======== Selection

Among the stories Ribeiro went on to cover after his accident was the assassination of Robert F. Kennedy.

After serving as editor-in-chief of Realidades, he worked from 1973 to 1975 as a reporter for the magazine Veja, also published by Editora Abril.

In the later 1970s, tired of government censorship, Ribeiro stopped writing journalism for a while and instead focused on helping news organizations in São Paulo to modernize their newsrooms. He was director of El Diario, in Ribeirão Preto, in 1975, and of Day and Night, in São José do Rio Preto, in 1977, where he won another Esso Award in the category Regional/Southeast.

He returned to São Paulo in 1978 to become editor-in-chief of journalism for TV Tupi, and general director of its program Pinga Fogo. At the same time he managed the newsroom of the Jornal de Hoje in Campinas.

In 1981, working as a freelancer, Ribeiro did his first work for TV Globo. His report on the Pantanal region was well received and widely discussed and was invited to work full-time in Rio on the Globo Reporter. His first report, aired on 10 June 1982, was about mining in Serra Pelada, Pará, was the first on that series in which the reporter was seen on-screen rather than just being an off-screen voice.

===Books===

- O Gosto da Guerra (1969): a report about the War in Vietnam, and recounts the land-mine incident that led to the loss of part of his left leg
- Pantanal Amor Bágua (1974): named Best Book for Youth by the São Paulo Association of Art Critics (APCA) in 1978
- Senhor Jequitibá (1979)
- Gota de Sol (1992): a book about the history of the orange, from ancient Chinese gardens to the present, with pictures by Amilton Vieira
- Vingança do Índio Cavaleiro (1997)
- Jornalistas 37/97 (1998): a historical account published on the occasion of the sixtieth anniversary of the Journalists' Union of São Paulo
- Música Caipira as 270 Maiores Modas de Todos os Tempos (2006): a celebration of 270 of the best caipira songs
- O Repórter do Século (2006)
- Os Tropeiros Diário da Marcha (2006)

==Views==

Asked in a 2012 interview if it is a good idea for journalists to study journalism, Ribeiro answered the more education, the better. “A country is made by good professionals in all areas.” He lamented that “almost 70% of the adult population in Brazil can not understand ten lines of text” and that Brazilian universities, which given the country's population should be represented among the world's top ten, are not even in the top hundred. “In a country so backward and so needy,” he said, “to be opposed to journalism school, any school, is cynicism or malice.”

==Awards and honors==
===Awards===

- Esso Journalism Award
 Ribeiro has won the Esso Journalism Award, the most important of Brazilian journalism awards, seven times, a record that has yet to be surpassed. He won his first Esso Award in 1963 and his second in 1964. While at Realidades, he won four more Esso Awards. Three of them, in 1967, 1968, and 1973, were in the category Scientific Information; in 1972, he was part of a team that won the award for Best Contribution to the Press, for a special issue about the Amazon that included reportage by Ribeiro. He won a seventh Esso Award in 1977 while serving as editor of Dia e Noite.

================
======== Information provided

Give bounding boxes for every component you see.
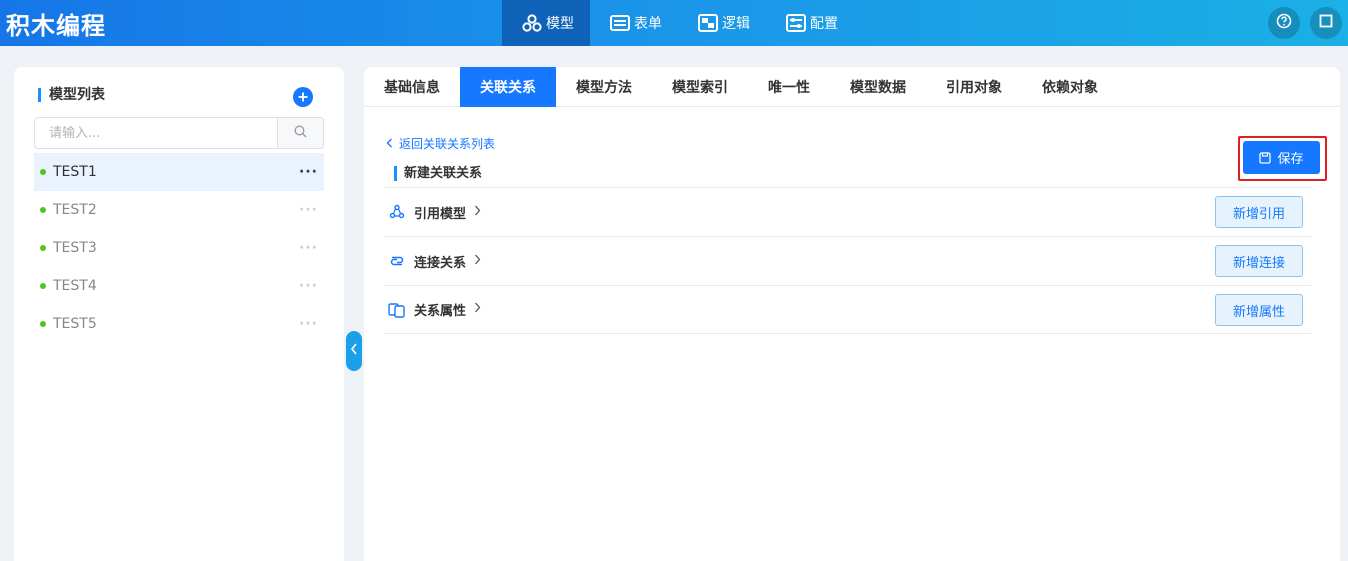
more-icon[interactable]: ··· [299,240,318,256]
save-label: 保存 [1277,152,1304,167]
logic-icon [698,13,718,33]
detail-tabs: 基础信息 关联关系 模型方法 模型索引 唯一性 模型数据 引用对象 依赖对象 [364,67,1340,107]
save-icon [1259,151,1272,164]
help-icon [1276,13,1292,33]
attribute-icon [388,301,406,319]
status-dot [40,321,46,327]
model-name: TEST4 [53,278,97,294]
model-search [34,117,324,149]
chevron-left-icon [386,137,393,151]
tab-referenced-objects[interactable]: 引用对象 [926,67,1022,107]
plus-icon [298,89,308,105]
row-label: 连接关系 [414,255,467,271]
config-icon [786,13,806,33]
top-bar: 积木编程 模型 表单 逻辑 配置 [0,0,1348,46]
tab-model-methods[interactable]: 模型方法 [556,67,652,107]
nav-item-label: 配置 [810,16,838,32]
status-dot [40,283,46,289]
tab-model-data[interactable]: 模型数据 [830,67,926,107]
help-button[interactable] [1268,7,1300,39]
status-dot [40,245,46,251]
link-icon [388,252,406,270]
row-label: 引用模型 [414,206,467,222]
model-item-test5[interactable]: TEST5 ··· [34,305,324,343]
row-link-relation: 连接关系 新增连接 [384,236,1311,285]
search-button[interactable] [277,118,323,148]
nav-item-label: 逻辑 [722,16,750,32]
tab-uniqueness[interactable]: 唯一性 [748,67,830,107]
search-icon [294,125,307,142]
nav-item-form[interactable]: 表单 [590,0,678,46]
model-name: TEST1 [53,164,97,180]
more-icon[interactable]: ··· [299,316,318,332]
tab-dependent-objects[interactable]: 依赖对象 [1022,67,1118,107]
model-item-test1[interactable]: TEST1 ··· [34,153,324,191]
tab-relations[interactable]: 关联关系 [460,67,556,107]
tab-model-index[interactable]: 模型索引 [652,67,748,107]
add-reference-button[interactable]: 新增引用 [1215,196,1303,228]
row-reference-model: 引用模型 新增引用 [384,187,1311,236]
status-dot [40,207,46,213]
fullscreen-icon [1319,14,1333,32]
add-model-button[interactable] [293,87,313,107]
row-relation-attributes: 关系属性 新增属性 [384,285,1311,334]
back-to-relations-link[interactable]: 返回关联关系列表 [386,135,495,152]
chevron-right-icon[interactable] [474,205,481,220]
relation-sections: 引用模型 新增引用 连接关系 新增连接 关系属性 新增属性 [384,187,1311,334]
model-list-panel: 模型列表 TEST1 ··· TEST2 ··· TEST3 ··· [14,67,344,561]
chevron-left-icon [350,343,358,359]
model-name: TEST2 [53,202,97,218]
form-icon [610,13,630,33]
more-icon[interactable]: ··· [299,278,318,294]
model-name: TEST5 [53,316,97,332]
model-item-test4[interactable]: TEST4 ··· [34,267,324,305]
nav-item-model[interactable]: 模型 [502,0,590,46]
add-attribute-button[interactable]: 新增属性 [1215,294,1303,326]
back-link-label: 返回关联关系列表 [399,137,496,151]
more-icon[interactable]: ··· [299,164,318,180]
model-list-title: 模型列表 [38,88,105,102]
model-name: TEST3 [53,240,97,256]
model-item-test2[interactable]: TEST2 ··· [34,191,324,229]
chevron-right-icon[interactable] [474,254,481,269]
more-icon[interactable]: ··· [299,202,318,218]
nav-item-config[interactable]: 配置 [766,0,854,46]
model-icon [522,13,542,33]
add-link-button[interactable]: 新增连接 [1215,245,1303,277]
reference-model-icon [388,203,406,221]
app-logo: 积木编程 [6,12,106,40]
main-nav: 模型 表单 逻辑 配置 [502,0,854,46]
tab-basic-info[interactable]: 基础信息 [364,67,460,107]
nav-item-label: 表单 [634,16,662,32]
section-title: 新建关联关系 [394,166,482,181]
chevron-right-icon[interactable] [474,302,481,317]
model-list: TEST1 ··· TEST2 ··· TEST3 ··· TEST4 ··· … [34,153,324,343]
status-dot [40,169,46,175]
nav-item-label: 模型 [546,16,574,32]
collapse-sidebar-button[interactable] [346,331,362,371]
model-item-test3[interactable]: TEST3 ··· [34,229,324,267]
detail-panel: 基础信息 关联关系 模型方法 模型索引 唯一性 模型数据 引用对象 依赖对象 返… [364,67,1340,561]
nav-item-logic[interactable]: 逻辑 [678,0,766,46]
row-label: 关系属性 [414,304,467,319]
fullscreen-button[interactable] [1310,7,1342,39]
save-button[interactable]: 保存 [1243,141,1320,174]
top-right-actions [1268,7,1342,39]
search-input[interactable] [35,118,277,148]
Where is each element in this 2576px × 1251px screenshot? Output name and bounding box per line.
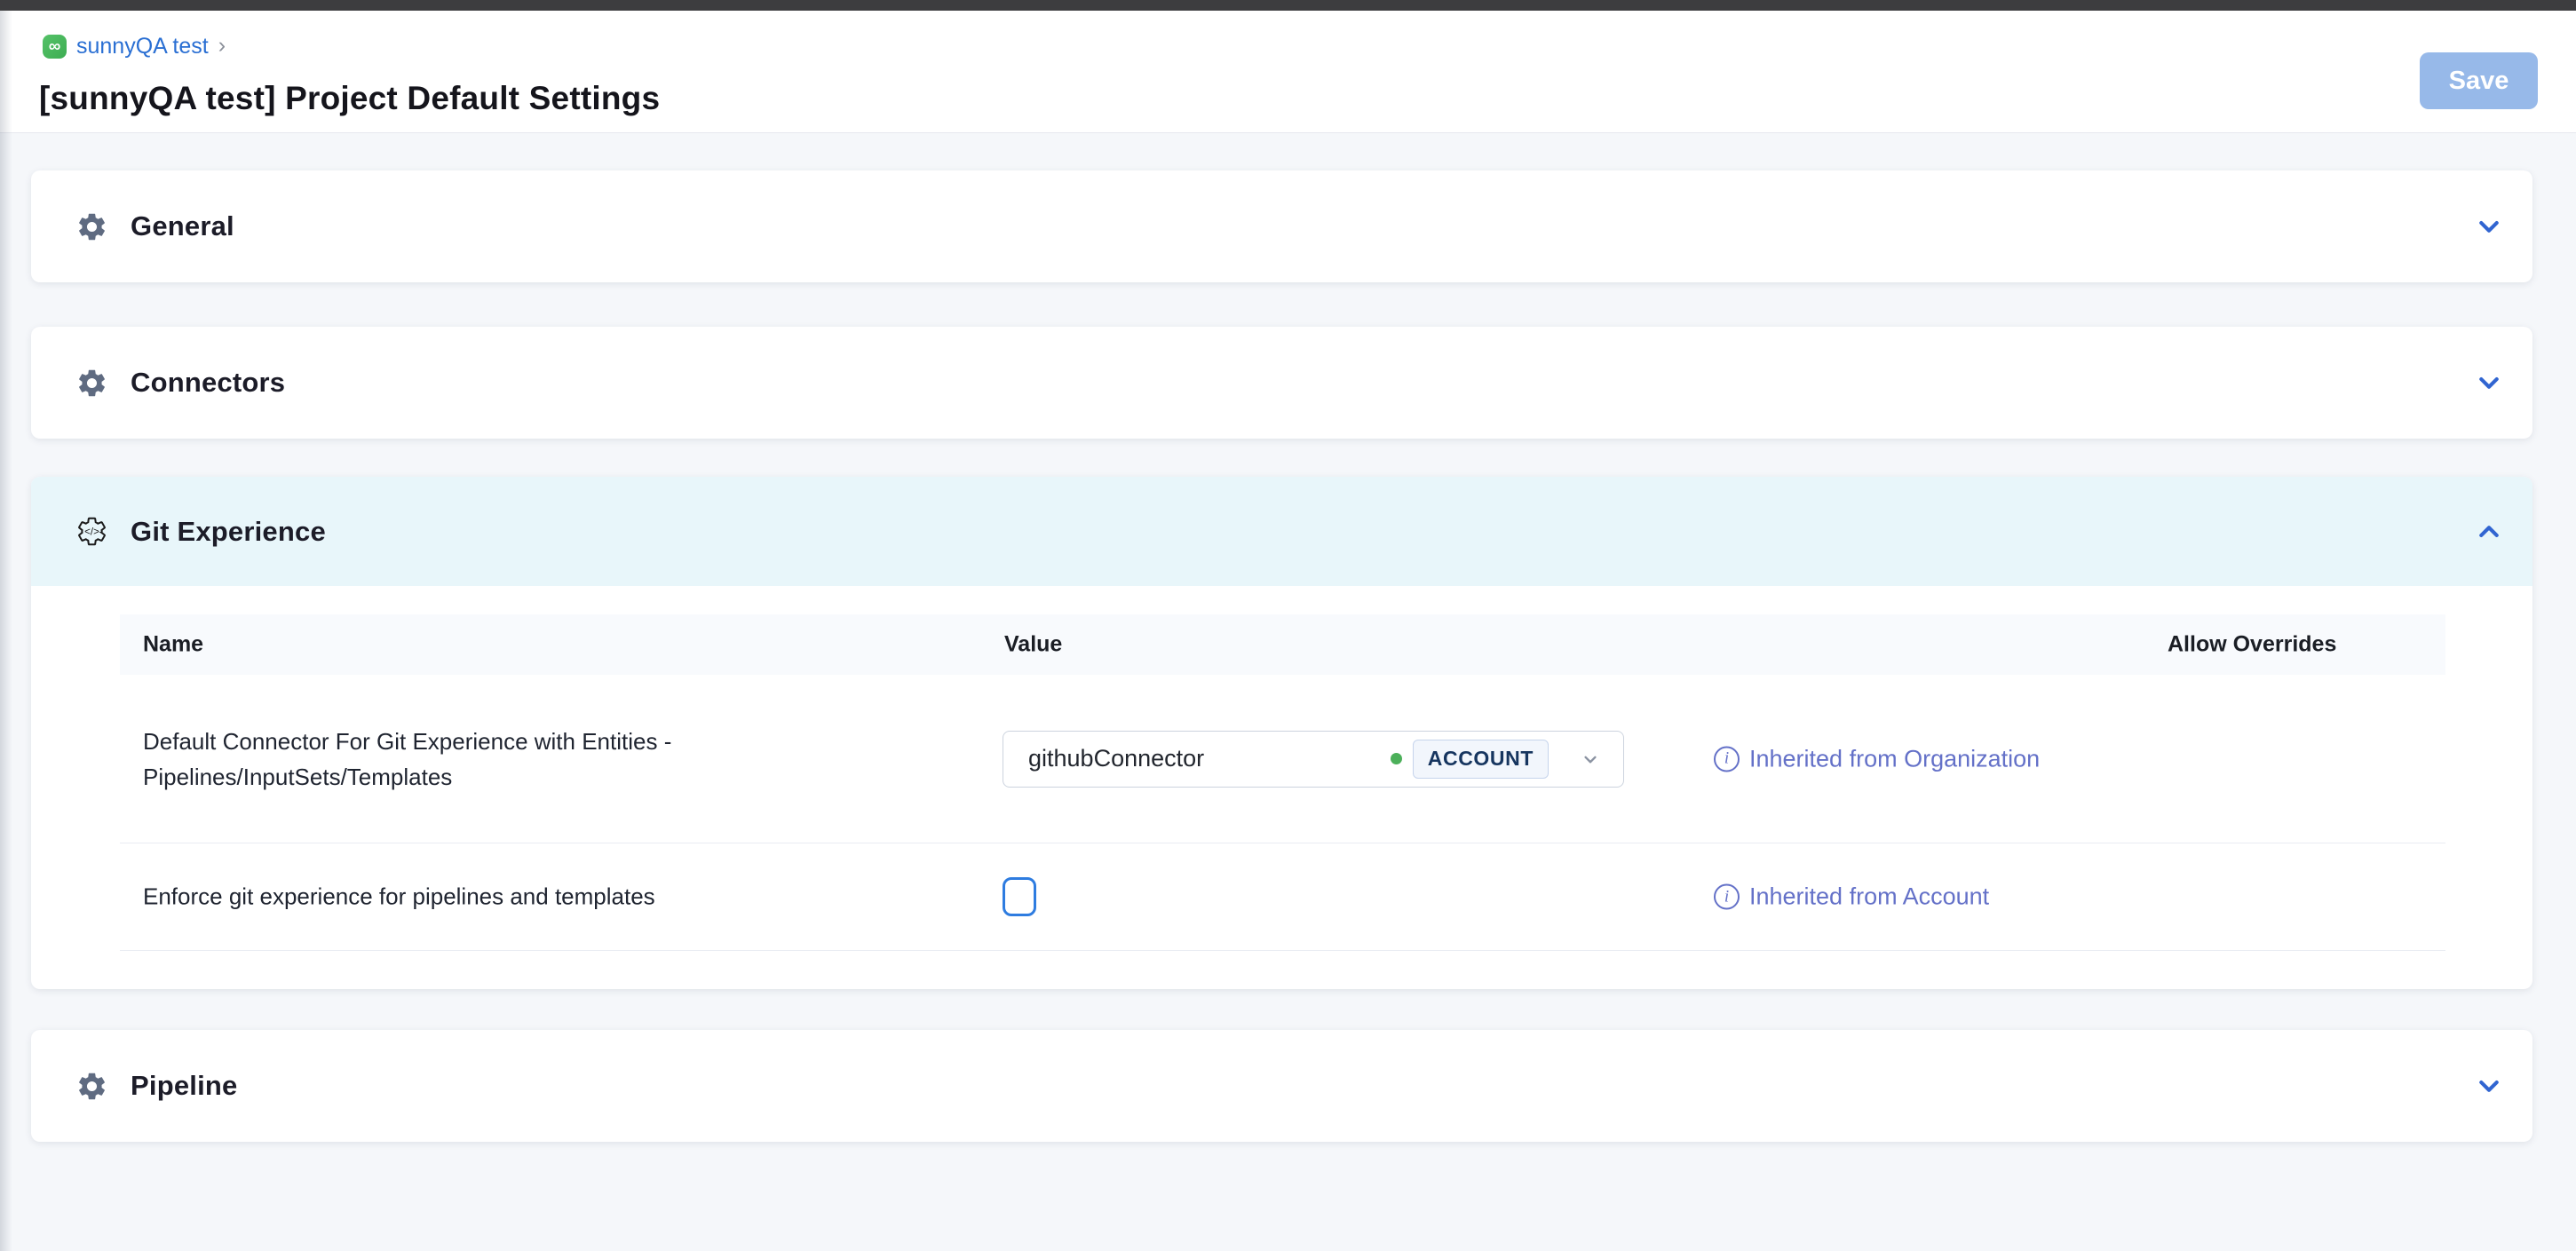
inherited-from-account-link[interactable]: i Inherited from Account [1714,883,1989,911]
setting-name-line1: Default Connector For Git Experience wit… [143,724,671,759]
connector-status-dot [1391,753,1402,764]
gear-icon [75,1070,108,1103]
info-icon: i [1714,884,1740,910]
section-header-pipeline[interactable]: Pipeline [31,1030,2532,1142]
column-header-allow-overrides: Allow Overrides [2168,632,2336,658]
window-top-bar [0,0,2576,11]
inherited-link-label: Inherited from Account [1749,883,1989,911]
setting-name-enforce-git: Enforce git experience for pipelines and… [143,883,655,911]
page-title: [sunnyQA test] Project Default Settings [39,80,660,117]
connector-select[interactable]: githubConnector ACCOUNT [1003,731,1624,788]
git-experience-gear-icon: </> [75,515,108,548]
chevron-down-icon[interactable] [1579,748,1602,771]
row-divider [120,950,2445,951]
git-settings-table: Name Value Allow Overrides Default Conne… [120,614,2445,951]
scope-badge: ACCOUNT [1413,740,1549,779]
setting-name-line2: Pipelines/InputSets/Templates [143,759,671,795]
section-header-general[interactable]: General [31,170,2532,282]
left-edge-shadow [0,11,12,1251]
column-header-value: Value [1004,632,1062,658]
section-title-pipeline: Pipeline [131,1070,237,1102]
setting-name-default-connector: Default Connector For Git Experience wit… [143,724,671,795]
chevron-down-icon[interactable] [2472,366,2506,400]
table-row: Enforce git experience for pipelines and… [120,843,2445,950]
section-card-git-experience: </> Git Experience Name Value Allow Over… [31,477,2532,989]
section-card-general: General [31,170,2532,282]
chevron-down-icon[interactable] [2472,210,2506,243]
section-title-git-experience: Git Experience [131,516,326,548]
section-card-connectors: Connectors [31,327,2532,439]
svg-text:</>: </> [84,527,99,538]
enforce-git-checkbox[interactable] [1003,877,1036,916]
breadcrumb: ∞ sunnyQA test › [43,34,226,59]
section-title-connectors: Connectors [131,367,285,399]
chevron-up-icon[interactable] [2472,515,2506,549]
gear-icon [75,210,108,243]
table-row: Default Connector For Git Experience wit… [120,675,2445,843]
connector-select-value: githubConnector [1028,745,1204,772]
section-card-pipeline: Pipeline [31,1030,2532,1142]
save-button[interactable]: Save [2420,52,2538,109]
section-title-general: General [131,210,234,242]
gear-icon [75,367,108,400]
column-header-name: Name [143,632,203,658]
section-header-connectors[interactable]: Connectors [31,327,2532,439]
chevron-down-icon[interactable] [2472,1069,2506,1103]
section-header-git-experience[interactable]: </> Git Experience [31,477,2532,586]
page-header: ∞ sunnyQA test › [sunnyQA test] Project … [0,11,2576,133]
table-header-row: Name Value Allow Overrides [120,614,2445,675]
chevron-right-icon: › [218,33,226,59]
project-icon: ∞ [43,35,67,59]
inherited-link-label: Inherited from Organization [1749,745,2040,772]
connector-select-extras: ACCOUNT [1391,740,1602,779]
inherited-from-organization-link[interactable]: i Inherited from Organization [1714,745,2040,772]
info-icon: i [1714,746,1740,772]
breadcrumb-project-link[interactable]: sunnyQA test [76,34,209,59]
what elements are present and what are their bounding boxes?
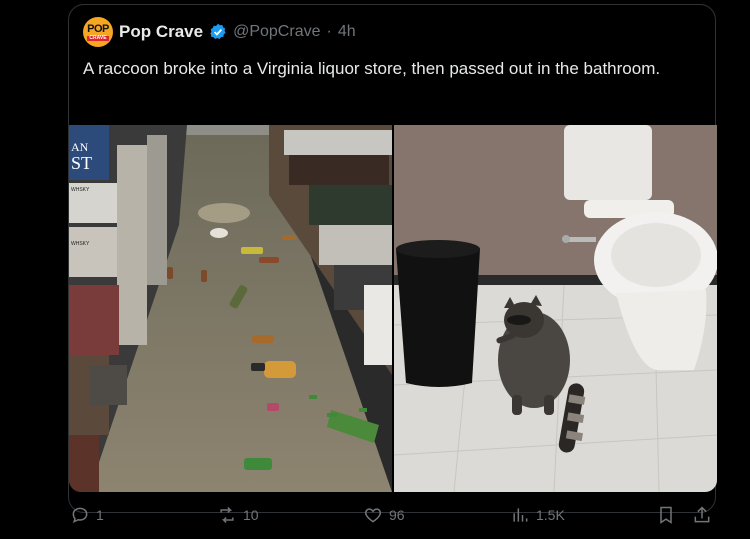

================

- Task list:
A: In the text on Ribeiro, which magazine employed him as a reporter from 1973 to 1975?
B: Please duplicate the text on Ribeiro from "Among the stories" to "the category Regional/Southeast.".

- Task-by-task answers:
A: Veja

B:
Among the stories Ribeiro went on to cover after his accident was the assassination of Robert F. Kennedy.

After serving as editor-in-chief of Realidades, he worked from 1973 to 1975 as a reporter for the magazine Veja, also published by Editora Abril.

In the later 1970s, tired of government censorship, Ribeiro stopped writing journalism for a while and instead focused on helping news organizations in São Paulo to modernize their newsrooms. He was director of El Diario, in Ribeirão Preto, in 1975, and of Day and Night, in São José do Rio Preto, in 1977, where he won another Esso Award in the category Regional/Southeast.